Given request → Whenever a line contains the string "title", copy it out of the entries.

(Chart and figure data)
"""

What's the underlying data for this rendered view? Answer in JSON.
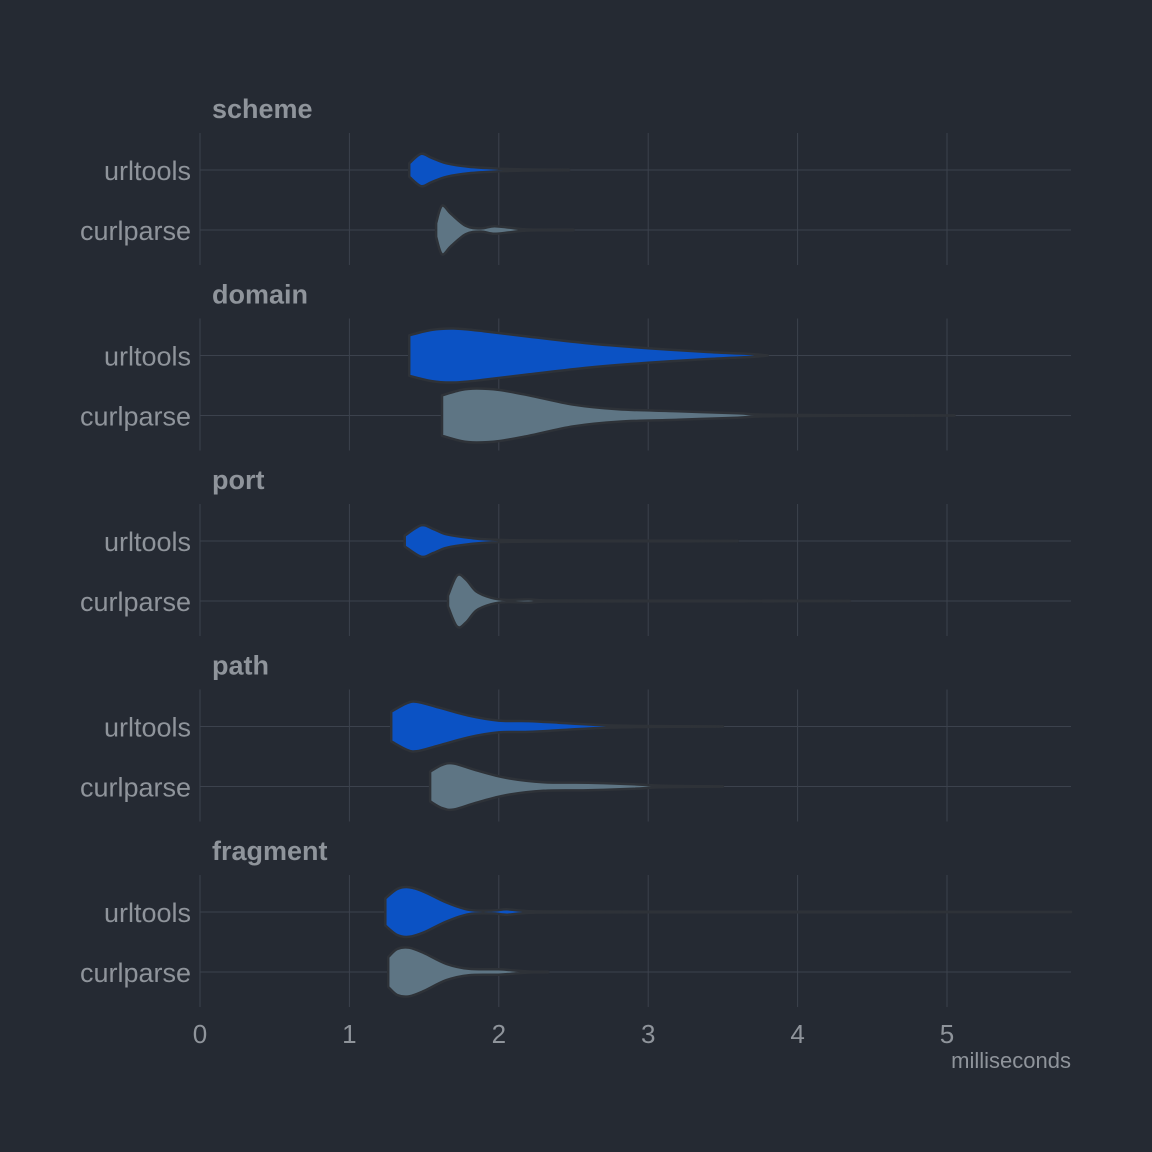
{
  "chart_data": {
    "type": "violin",
    "xlabel": "milliseconds",
    "xlim": [
      0,
      5.83
    ],
    "xticks": [
      0,
      1,
      2,
      3,
      4,
      5
    ],
    "groups": [
      "urltools",
      "curlparse"
    ],
    "colors": {
      "urltools": "#0b52c4",
      "curlparse": "#5e7584"
    },
    "facets": [
      {
        "title": "scheme",
        "violins": [
          {
            "name": "urltools",
            "min": 1.4,
            "max": 2.47,
            "shape": [
              [
                1.4,
                0.25
              ],
              [
                1.48,
                0.6
              ],
              [
                1.55,
                0.45
              ],
              [
                1.65,
                0.25
              ],
              [
                1.8,
                0.12
              ],
              [
                2.0,
                0.05
              ],
              [
                2.2,
                0.02
              ],
              [
                2.47,
                0.01
              ]
            ]
          },
          {
            "name": "curlparse",
            "min": 1.58,
            "max": 2.5,
            "shape": [
              [
                1.58,
                0.25
              ],
              [
                1.62,
                0.9
              ],
              [
                1.68,
                0.6
              ],
              [
                1.78,
                0.15
              ],
              [
                1.88,
                0.06
              ],
              [
                1.97,
                0.14
              ],
              [
                2.08,
                0.08
              ],
              [
                2.2,
                0.02
              ],
              [
                2.5,
                0.01
              ]
            ]
          }
        ]
      },
      {
        "title": "domain",
        "violins": [
          {
            "name": "urltools",
            "min": 1.4,
            "max": 3.8,
            "shape": [
              [
                1.4,
                0.75
              ],
              [
                1.55,
                0.95
              ],
              [
                1.7,
                1.0
              ],
              [
                1.9,
                0.9
              ],
              [
                2.2,
                0.7
              ],
              [
                2.6,
                0.45
              ],
              [
                3.0,
                0.27
              ],
              [
                3.4,
                0.13
              ],
              [
                3.7,
                0.05
              ],
              [
                3.8,
                0.0
              ]
            ]
          },
          {
            "name": "curlparse",
            "min": 1.62,
            "max": 5.05,
            "shape": [
              [
                1.62,
                0.75
              ],
              [
                1.75,
                0.95
              ],
              [
                1.85,
                1.0
              ],
              [
                2.0,
                0.95
              ],
              [
                2.2,
                0.75
              ],
              [
                2.5,
                0.4
              ],
              [
                2.8,
                0.23
              ],
              [
                3.2,
                0.16
              ],
              [
                3.6,
                0.08
              ],
              [
                3.8,
                0.03
              ],
              [
                4.5,
                0.01
              ],
              [
                5.05,
                0.005
              ]
            ]
          }
        ]
      },
      {
        "title": "port",
        "violins": [
          {
            "name": "urltools",
            "min": 1.37,
            "max": 3.6,
            "shape": [
              [
                1.37,
                0.2
              ],
              [
                1.48,
                0.58
              ],
              [
                1.56,
                0.45
              ],
              [
                1.65,
                0.25
              ],
              [
                1.8,
                0.12
              ],
              [
                2.0,
                0.04
              ],
              [
                2.5,
                0.015
              ],
              [
                3.0,
                0.01
              ],
              [
                3.6,
                0.005
              ]
            ]
          },
          {
            "name": "curlparse",
            "min": 1.66,
            "max": 4.35,
            "shape": [
              [
                1.66,
                0.2
              ],
              [
                1.72,
                0.95
              ],
              [
                1.78,
                0.8
              ],
              [
                1.85,
                0.35
              ],
              [
                1.95,
                0.12
              ],
              [
                2.05,
                0.04
              ],
              [
                2.2,
                0.06
              ],
              [
                2.35,
                0.02
              ],
              [
                3.0,
                0.01
              ],
              [
                4.35,
                0.005
              ]
            ]
          }
        ]
      },
      {
        "title": "path",
        "violins": [
          {
            "name": "urltools",
            "min": 1.28,
            "max": 3.5,
            "shape": [
              [
                1.28,
                0.55
              ],
              [
                1.38,
                0.85
              ],
              [
                1.45,
                0.92
              ],
              [
                1.6,
                0.7
              ],
              [
                1.8,
                0.4
              ],
              [
                2.0,
                0.22
              ],
              [
                2.2,
                0.2
              ],
              [
                2.4,
                0.14
              ],
              [
                2.7,
                0.05
              ],
              [
                3.0,
                0.02
              ],
              [
                3.5,
                0.005
              ]
            ]
          },
          {
            "name": "curlparse",
            "min": 1.54,
            "max": 3.5,
            "shape": [
              [
                1.54,
                0.55
              ],
              [
                1.62,
                0.8
              ],
              [
                1.7,
                0.85
              ],
              [
                1.85,
                0.6
              ],
              [
                2.05,
                0.32
              ],
              [
                2.3,
                0.16
              ],
              [
                2.6,
                0.14
              ],
              [
                2.9,
                0.08
              ],
              [
                3.1,
                0.03
              ],
              [
                3.5,
                0.005
              ]
            ]
          }
        ]
      },
      {
        "title": "fragment",
        "violins": [
          {
            "name": "urltools",
            "min": 1.24,
            "max": 5.83,
            "shape": [
              [
                1.24,
                0.5
              ],
              [
                1.32,
                0.85
              ],
              [
                1.4,
                0.92
              ],
              [
                1.5,
                0.75
              ],
              [
                1.65,
                0.35
              ],
              [
                1.8,
                0.08
              ],
              [
                1.95,
                0.05
              ],
              [
                2.05,
                0.1
              ],
              [
                2.15,
                0.05
              ],
              [
                2.3,
                0.02
              ],
              [
                3.0,
                0.01
              ],
              [
                4.5,
                0.008
              ],
              [
                5.83,
                0.005
              ]
            ]
          },
          {
            "name": "curlparse",
            "min": 1.26,
            "max": 2.33,
            "shape": [
              [
                1.26,
                0.55
              ],
              [
                1.32,
                0.85
              ],
              [
                1.4,
                0.9
              ],
              [
                1.5,
                0.7
              ],
              [
                1.65,
                0.3
              ],
              [
                1.8,
                0.12
              ],
              [
                2.0,
                0.1
              ],
              [
                2.1,
                0.06
              ],
              [
                2.2,
                0.02
              ],
              [
                2.33,
                0.01
              ]
            ]
          }
        ]
      }
    ]
  }
}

"""

Final answer →
        "title": "scheme",
        "title": "domain",
        "title": "port",
        "title": "path",
        "title": "fragment",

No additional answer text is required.